→ **Do this**
From the entries below, please gather each line containing the string "title".

→ **Listed entries**

+-------+

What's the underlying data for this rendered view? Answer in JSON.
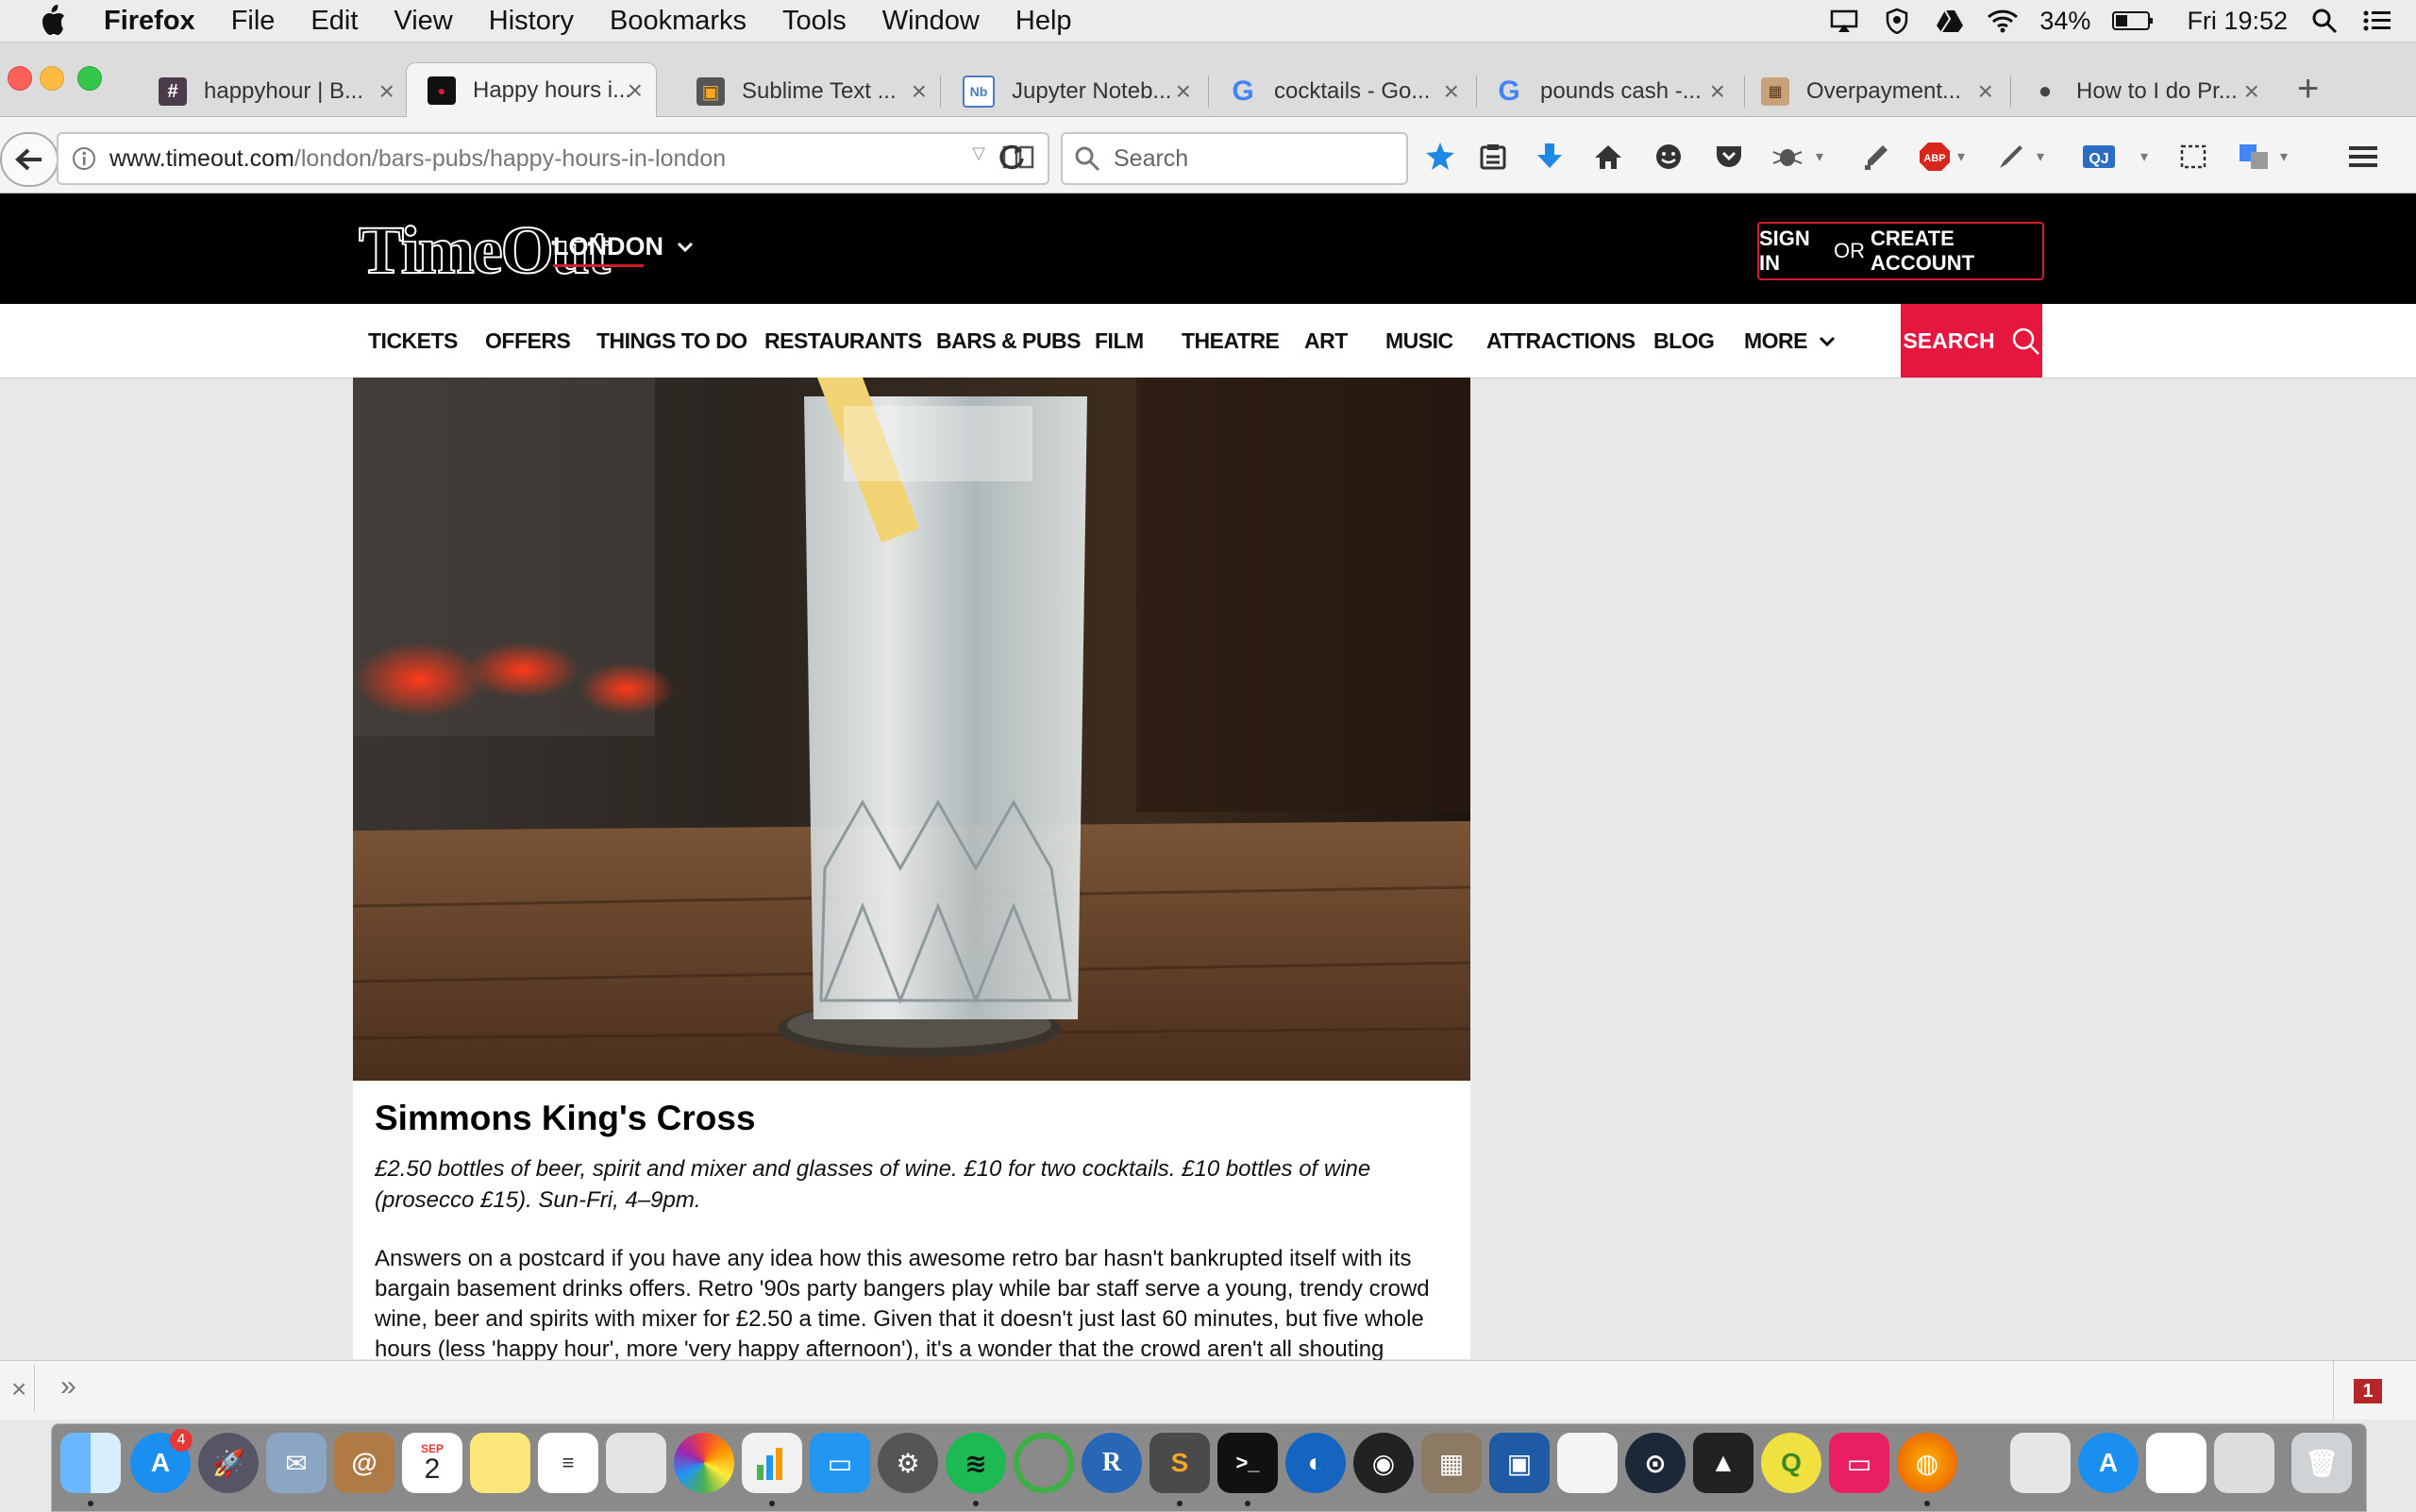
{
  "menubar": {
    "app": "Firefox",
    "items": [
      "File",
      "Edit",
      "View",
      "History",
      "Bookmarks",
      "Tools",
      "Window",
      "Help"
    ],
    "battery": "34%",
    "clock": "Fri 19:52"
  },
  "tabs": [
    {
      "title": "happyhour | B...",
      "favicon": "slack-icon"
    },
    {
      "title": "Happy hours i...",
      "favicon": "timeout-icon",
      "active": true
    },
    {
      "title": "Sublime Text ...",
      "favicon": "sublime-icon"
    },
    {
      "title": "Jupyter Noteb...",
      "favicon": "jupyter-icon"
    },
    {
      "title": "cocktails - Go...",
      "favicon": "google-icon"
    },
    {
      "title": "pounds cash -...",
      "favicon": "google-icon"
    },
    {
      "title": "Overpayment...",
      "favicon": "page-icon"
    },
    {
      "title": "How to I do Pr...",
      "favicon": "apple-icon"
    }
  ],
  "navbar": {
    "url_host": "www.timeout.com",
    "url_path": "/london/bars-pubs/happy-hours-in-london",
    "search_placeholder": "Search"
  },
  "site": {
    "logo": "TimeOut",
    "city": "LONDON",
    "signin": "SIGN IN",
    "or": "OR",
    "create": "CREATE ACCOUNT",
    "nav": [
      "TICKETS",
      "OFFERS",
      "THINGS TO DO",
      "RESTAURANTS",
      "BARS & PUBS",
      "FILM",
      "THEATRE",
      "ART",
      "MUSIC",
      "ATTRACTIONS",
      "BLOG",
      "MORE"
    ],
    "search": "SEARCH"
  },
  "article": {
    "title": "Simmons King's Cross",
    "offer": "£2.50 bottles of beer, spirit and mixer and glasses of wine. £10 for two cocktails. £10 bottles of wine (prosecco £15). Sun-Fri, 4–9pm.",
    "body": "Answers on a postcard if you have any idea how this awesome retro bar hasn't bankrupted itself with its bargain basement drinks offers. Retro '90s party bangers play while bar staff serve a young, trendy crowd wine, beer and spirits with mixer for £2.50 a time. Given that it doesn't just last 60 minutes, but five whole hours (less 'happy hour', more 'very happy afternoon'), it's a wonder that the crowd aren't all shouting abuse at"
  },
  "addonbar": {
    "badge": "1"
  },
  "dock": {
    "appstore_badge": "4",
    "calendar_month": "SEP",
    "calendar_day": "2"
  },
  "colors": {
    "timeout_red": "#e5173f",
    "link_blue": "#1e88e5"
  }
}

+-------+

→ **Full solution**
      "title": "happyhour | B...",
      "title": "Happy hours i...",
      "title": "Sublime Text ...",
      "title": "Jupyter Noteb...",
      "title": "cocktails - Go...",
      "title": "pounds cash -...",
      "title": "Overpayment...",
      "title": "How to I do Pr...",
    "title": "Simmons King's Cross",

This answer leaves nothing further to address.